STATED GOAL: Every line below should be repeated exactly.

SUPPLIED DATA:

----

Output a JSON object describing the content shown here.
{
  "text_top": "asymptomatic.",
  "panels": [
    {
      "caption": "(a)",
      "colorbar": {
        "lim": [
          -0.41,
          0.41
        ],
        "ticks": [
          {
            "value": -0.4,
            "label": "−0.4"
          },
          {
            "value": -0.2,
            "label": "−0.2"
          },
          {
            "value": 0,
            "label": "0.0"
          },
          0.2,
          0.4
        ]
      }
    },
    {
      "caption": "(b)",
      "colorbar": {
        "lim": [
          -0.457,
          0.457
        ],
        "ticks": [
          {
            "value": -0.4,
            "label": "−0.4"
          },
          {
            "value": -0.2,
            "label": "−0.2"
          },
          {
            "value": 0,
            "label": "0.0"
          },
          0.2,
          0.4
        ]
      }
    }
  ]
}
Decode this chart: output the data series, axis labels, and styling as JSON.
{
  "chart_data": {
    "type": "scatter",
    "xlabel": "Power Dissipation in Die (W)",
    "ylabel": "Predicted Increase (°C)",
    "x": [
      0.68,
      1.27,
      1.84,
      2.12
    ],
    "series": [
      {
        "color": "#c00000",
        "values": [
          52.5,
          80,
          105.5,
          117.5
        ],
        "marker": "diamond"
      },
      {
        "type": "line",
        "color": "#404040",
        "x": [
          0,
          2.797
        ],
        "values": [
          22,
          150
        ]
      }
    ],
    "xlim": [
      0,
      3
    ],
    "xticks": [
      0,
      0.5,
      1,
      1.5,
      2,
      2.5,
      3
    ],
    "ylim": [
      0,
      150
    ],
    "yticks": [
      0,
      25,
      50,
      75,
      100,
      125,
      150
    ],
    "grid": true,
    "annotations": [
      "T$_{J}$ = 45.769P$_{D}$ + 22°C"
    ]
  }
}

----

RESPONSE:
Output a JSON object describing the content shown here.
{
  "text_top": "asymptomatic.",
  "panels": [
    {
      "caption": "(a)",
      "colorbar": {
        "lim": [
          -0.41,
          0.41
        ],
        "ticks": [
          {
            "value": -0.4,
            "label": "−0.4"
          },
          {
            "value": -0.2,
            "label": "−0.2"
          },
          {
            "value": 0,
            "label": "0.0"
          },
          0.2,
          0.4
        ]
      }
    },
    {
      "caption": "(b)",
      "colorbar": {
        "lim": [
          -0.457,
          0.457
        ],
        "ticks": [
          {
            "value": -0.4,
            "label": "−0.4"
          },
          {
            "value": -0.2,
            "label": "−0.2"
          },
          {
            "value": 0,
            "label": "0.0"
          },
          0.2,
          0.4
        ]
      }
    }
  ]
}
Decode this chart: output the data series, axis labels, and styling as JSON.
{
  "chart_data": {
    "type": "scatter",
    "xlabel": "Power Dissipation in Die (W)",
    "ylabel": "Predicted Increase (°C)",
    "x": [
      0.68,
      1.27,
      1.84,
      2.12
    ],
    "series": [
      {
        "color": "#c00000",
        "values": [
          52.5,
          80,
          105.5,
          117.5
        ],
        "marker": "diamond"
      },
      {
        "type": "line",
        "color": "#404040",
        "x": [
          0,
          2.797
        ],
        "values": [
          22,
          150
        ]
      }
    ],
    "xlim": [
      0,
      3
    ],
    "xticks": [
      0,
      0.5,
      1,
      1.5,
      2,
      2.5,
      3
    ],
    "ylim": [
      0,
      150
    ],
    "yticks": [
      0,
      25,
      50,
      75,
      100,
      125,
      150
    ],
    "grid": true,
    "annotations": [
      "T$_{J}$ = 45.769P$_{D}$ + 22°C"
    ]
  }
}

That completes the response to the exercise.